PROBLEM REQUIREMENTS →
Can you write out all of the material below, word for word?

################

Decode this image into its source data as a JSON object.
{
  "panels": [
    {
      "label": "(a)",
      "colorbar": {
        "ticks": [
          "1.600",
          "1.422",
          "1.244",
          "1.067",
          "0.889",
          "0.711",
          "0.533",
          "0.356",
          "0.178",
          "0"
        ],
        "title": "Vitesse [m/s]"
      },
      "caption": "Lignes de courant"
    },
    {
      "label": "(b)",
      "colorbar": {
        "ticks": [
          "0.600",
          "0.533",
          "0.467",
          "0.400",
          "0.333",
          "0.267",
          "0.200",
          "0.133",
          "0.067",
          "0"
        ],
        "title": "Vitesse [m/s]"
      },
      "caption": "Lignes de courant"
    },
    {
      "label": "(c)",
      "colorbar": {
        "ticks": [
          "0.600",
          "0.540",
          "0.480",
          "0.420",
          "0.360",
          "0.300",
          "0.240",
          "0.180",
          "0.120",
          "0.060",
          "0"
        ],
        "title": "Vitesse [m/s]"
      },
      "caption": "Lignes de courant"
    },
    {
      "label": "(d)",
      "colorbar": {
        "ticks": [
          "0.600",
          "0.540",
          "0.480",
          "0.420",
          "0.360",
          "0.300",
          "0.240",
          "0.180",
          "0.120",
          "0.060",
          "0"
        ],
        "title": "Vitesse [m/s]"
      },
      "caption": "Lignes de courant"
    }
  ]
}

################

EXERCISE RESULT →
Decode this image into its source data as a JSON object.
{
  "panels": [
    {
      "label": "(a)",
      "colorbar": {
        "ticks": [
          "1.600",
          "1.422",
          "1.244",
          "1.067",
          "0.889",
          "0.711",
          "0.533",
          "0.356",
          "0.178",
          "0"
        ],
        "title": "Vitesse [m/s]"
      },
      "caption": "Lignes de courant"
    },
    {
      "label": "(b)",
      "colorbar": {
        "ticks": [
          "0.600",
          "0.533",
          "0.467",
          "0.400",
          "0.333",
          "0.267",
          "0.200",
          "0.133",
          "0.067",
          "0"
        ],
        "title": "Vitesse [m/s]"
      },
      "caption": "Lignes de courant"
    },
    {
      "label": "(c)",
      "colorbar": {
        "ticks": [
          "0.600",
          "0.540",
          "0.480",
          "0.420",
          "0.360",
          "0.300",
          "0.240",
          "0.180",
          "0.120",
          "0.060",
          "0"
        ],
        "title": "Vitesse [m/s]"
      },
      "caption": "Lignes de courant"
    },
    {
      "label": "(d)",
      "colorbar": {
        "ticks": [
          "0.600",
          "0.540",
          "0.480",
          "0.420",
          "0.360",
          "0.300",
          "0.240",
          "0.180",
          "0.120",
          "0.060",
          "0"
        ],
        "title": "Vitesse [m/s]"
      },
      "caption": "Lignes de courant"
    }
  ]
}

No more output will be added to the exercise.